** start Stored rows **
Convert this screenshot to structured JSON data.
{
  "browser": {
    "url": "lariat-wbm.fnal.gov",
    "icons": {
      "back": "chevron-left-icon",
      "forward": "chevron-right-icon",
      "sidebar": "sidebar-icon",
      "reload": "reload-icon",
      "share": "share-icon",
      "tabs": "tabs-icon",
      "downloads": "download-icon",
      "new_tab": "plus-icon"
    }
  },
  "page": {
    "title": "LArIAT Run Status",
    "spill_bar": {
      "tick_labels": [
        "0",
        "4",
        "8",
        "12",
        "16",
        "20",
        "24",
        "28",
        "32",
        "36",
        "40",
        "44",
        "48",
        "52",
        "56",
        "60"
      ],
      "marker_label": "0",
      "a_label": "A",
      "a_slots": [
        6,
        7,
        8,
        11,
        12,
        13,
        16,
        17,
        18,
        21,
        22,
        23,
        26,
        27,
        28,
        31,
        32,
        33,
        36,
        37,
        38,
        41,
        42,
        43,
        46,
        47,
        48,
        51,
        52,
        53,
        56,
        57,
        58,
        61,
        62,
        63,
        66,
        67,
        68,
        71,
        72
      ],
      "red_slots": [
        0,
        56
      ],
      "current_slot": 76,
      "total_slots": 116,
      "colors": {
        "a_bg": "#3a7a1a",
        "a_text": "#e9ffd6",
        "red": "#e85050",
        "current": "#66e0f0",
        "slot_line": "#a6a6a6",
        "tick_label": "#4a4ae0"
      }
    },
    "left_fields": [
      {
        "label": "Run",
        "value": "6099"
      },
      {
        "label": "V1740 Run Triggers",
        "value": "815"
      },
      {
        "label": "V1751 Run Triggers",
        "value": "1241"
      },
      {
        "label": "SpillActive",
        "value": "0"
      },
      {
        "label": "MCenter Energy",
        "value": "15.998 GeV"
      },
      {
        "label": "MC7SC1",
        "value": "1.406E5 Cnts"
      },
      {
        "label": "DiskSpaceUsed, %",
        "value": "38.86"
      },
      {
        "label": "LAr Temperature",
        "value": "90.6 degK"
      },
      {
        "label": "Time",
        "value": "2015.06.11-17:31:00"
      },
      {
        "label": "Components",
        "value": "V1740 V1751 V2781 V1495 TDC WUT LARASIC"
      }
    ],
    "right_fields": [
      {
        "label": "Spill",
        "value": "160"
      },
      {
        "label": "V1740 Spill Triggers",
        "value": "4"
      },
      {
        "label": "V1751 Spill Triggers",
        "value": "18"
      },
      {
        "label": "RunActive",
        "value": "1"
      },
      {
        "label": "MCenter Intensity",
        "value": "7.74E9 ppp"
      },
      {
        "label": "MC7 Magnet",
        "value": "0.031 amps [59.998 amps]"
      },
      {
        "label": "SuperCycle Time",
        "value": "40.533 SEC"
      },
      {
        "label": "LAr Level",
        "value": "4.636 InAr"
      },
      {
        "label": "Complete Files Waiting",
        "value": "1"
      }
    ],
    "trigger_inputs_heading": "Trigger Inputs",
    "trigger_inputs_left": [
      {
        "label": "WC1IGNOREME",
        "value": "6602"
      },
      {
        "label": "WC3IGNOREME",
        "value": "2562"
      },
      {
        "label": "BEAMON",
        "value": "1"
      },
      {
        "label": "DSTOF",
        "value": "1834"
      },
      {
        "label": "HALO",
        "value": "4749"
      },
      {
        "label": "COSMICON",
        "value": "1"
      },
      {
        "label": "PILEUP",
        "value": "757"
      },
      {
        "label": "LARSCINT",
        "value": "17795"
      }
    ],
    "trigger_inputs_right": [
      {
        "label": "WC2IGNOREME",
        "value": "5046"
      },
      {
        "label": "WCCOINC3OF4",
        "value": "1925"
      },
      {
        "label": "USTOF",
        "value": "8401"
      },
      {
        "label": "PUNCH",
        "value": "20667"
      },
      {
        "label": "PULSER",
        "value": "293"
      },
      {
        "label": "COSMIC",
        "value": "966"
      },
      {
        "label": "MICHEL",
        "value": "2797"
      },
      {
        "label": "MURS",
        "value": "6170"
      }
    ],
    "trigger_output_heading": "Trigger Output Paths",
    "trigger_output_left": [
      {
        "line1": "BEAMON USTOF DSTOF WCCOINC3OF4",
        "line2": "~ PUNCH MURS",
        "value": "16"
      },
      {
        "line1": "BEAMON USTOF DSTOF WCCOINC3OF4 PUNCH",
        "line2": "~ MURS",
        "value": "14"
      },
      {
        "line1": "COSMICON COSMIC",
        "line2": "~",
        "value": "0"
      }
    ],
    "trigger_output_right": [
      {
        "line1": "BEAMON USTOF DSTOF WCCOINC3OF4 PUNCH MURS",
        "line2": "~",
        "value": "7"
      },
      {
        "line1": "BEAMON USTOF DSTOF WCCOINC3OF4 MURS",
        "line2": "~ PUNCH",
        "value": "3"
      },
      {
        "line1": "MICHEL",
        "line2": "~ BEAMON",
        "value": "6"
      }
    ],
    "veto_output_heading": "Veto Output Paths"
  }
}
** end Stored rows **
## [Directions for this task]
Write out the entries above once more, without altering anything.

## [Full solution]
Convert this screenshot to structured JSON data.
{
  "browser": {
    "url": "lariat-wbm.fnal.gov",
    "icons": {
      "back": "chevron-left-icon",
      "forward": "chevron-right-icon",
      "sidebar": "sidebar-icon",
      "reload": "reload-icon",
      "share": "share-icon",
      "tabs": "tabs-icon",
      "downloads": "download-icon",
      "new_tab": "plus-icon"
    }
  },
  "page": {
    "title": "LArIAT Run Status",
    "spill_bar": {
      "tick_labels": [
        "0",
        "4",
        "8",
        "12",
        "16",
        "20",
        "24",
        "28",
        "32",
        "36",
        "40",
        "44",
        "48",
        "52",
        "56",
        "60"
      ],
      "marker_label": "0",
      "a_label": "A",
      "a_slots": [
        6,
        7,
        8,
        11,
        12,
        13,
        16,
        17,
        18,
        21,
        22,
        23,
        26,
        27,
        28,
        31,
        32,
        33,
        36,
        37,
        38,
        41,
        42,
        43,
        46,
        47,
        48,
        51,
        52,
        53,
        56,
        57,
        58,
        61,
        62,
        63,
        66,
        67,
        68,
        71,
        72
      ],
      "red_slots": [
        0,
        56
      ],
      "current_slot": 76,
      "total_slots": 116,
      "colors": {
        "a_bg": "#3a7a1a",
        "a_text": "#e9ffd6",
        "red": "#e85050",
        "current": "#66e0f0",
        "slot_line": "#a6a6a6",
        "tick_label": "#4a4ae0"
      }
    },
    "left_fields": [
      {
        "label": "Run",
        "value": "6099"
      },
      {
        "label": "V1740 Run Triggers",
        "value": "815"
      },
      {
        "label": "V1751 Run Triggers",
        "value": "1241"
      },
      {
        "label": "SpillActive",
        "value": "0"
      },
      {
        "label": "MCenter Energy",
        "value": "15.998 GeV"
      },
      {
        "label": "MC7SC1",
        "value": "1.406E5 Cnts"
      },
      {
        "label": "DiskSpaceUsed, %",
        "value": "38.86"
      },
      {
        "label": "LAr Temperature",
        "value": "90.6 degK"
      },
      {
        "label": "Time",
        "value": "2015.06.11-17:31:00"
      },
      {
        "label": "Components",
        "value": "V1740 V1751 V2781 V1495 TDC WUT LARASIC"
      }
    ],
    "right_fields": [
      {
        "label": "Spill",
        "value": "160"
      },
      {
        "label": "V1740 Spill Triggers",
        "value": "4"
      },
      {
        "label": "V1751 Spill Triggers",
        "value": "18"
      },
      {
        "label": "RunActive",
        "value": "1"
      },
      {
        "label": "MCenter Intensity",
        "value": "7.74E9 ppp"
      },
      {
        "label": "MC7 Magnet",
        "value": "0.031 amps [59.998 amps]"
      },
      {
        "label": "SuperCycle Time",
        "value": "40.533 SEC"
      },
      {
        "label": "LAr Level",
        "value": "4.636 InAr"
      },
      {
        "label": "Complete Files Waiting",
        "value": "1"
      }
    ],
    "trigger_inputs_heading": "Trigger Inputs",
    "trigger_inputs_left": [
      {
        "label": "WC1IGNOREME",
        "value": "6602"
      },
      {
        "label": "WC3IGNOREME",
        "value": "2562"
      },
      {
        "label": "BEAMON",
        "value": "1"
      },
      {
        "label": "DSTOF",
        "value": "1834"
      },
      {
        "label": "HALO",
        "value": "4749"
      },
      {
        "label": "COSMICON",
        "value": "1"
      },
      {
        "label": "PILEUP",
        "value": "757"
      },
      {
        "label": "LARSCINT",
        "value": "17795"
      }
    ],
    "trigger_inputs_right": [
      {
        "label": "WC2IGNOREME",
        "value": "5046"
      },
      {
        "label": "WCCOINC3OF4",
        "value": "1925"
      },
      {
        "label": "USTOF",
        "value": "8401"
      },
      {
        "label": "PUNCH",
        "value": "20667"
      },
      {
        "label": "PULSER",
        "value": "293"
      },
      {
        "label": "COSMIC",
        "value": "966"
      },
      {
        "label": "MICHEL",
        "value": "2797"
      },
      {
        "label": "MURS",
        "value": "6170"
      }
    ],
    "trigger_output_heading": "Trigger Output Paths",
    "trigger_output_left": [
      {
        "line1": "BEAMON USTOF DSTOF WCCOINC3OF4",
        "line2": "~ PUNCH MURS",
        "value": "16"
      },
      {
        "line1": "BEAMON USTOF DSTOF WCCOINC3OF4 PUNCH",
        "line2": "~ MURS",
        "value": "14"
      },
      {
        "line1": "COSMICON COSMIC",
        "line2": "~",
        "value": "0"
      }
    ],
    "trigger_output_right": [
      {
        "line1": "BEAMON USTOF DSTOF WCCOINC3OF4 PUNCH MURS",
        "line2": "~",
        "value": "7"
      },
      {
        "line1": "BEAMON USTOF DSTOF WCCOINC3OF4 MURS",
        "line2": "~ PUNCH",
        "value": "3"
      },
      {
        "line1": "MICHEL",
        "line2": "~ BEAMON",
        "value": "6"
      }
    ],
    "veto_output_heading": "Veto Output Paths"
  }
}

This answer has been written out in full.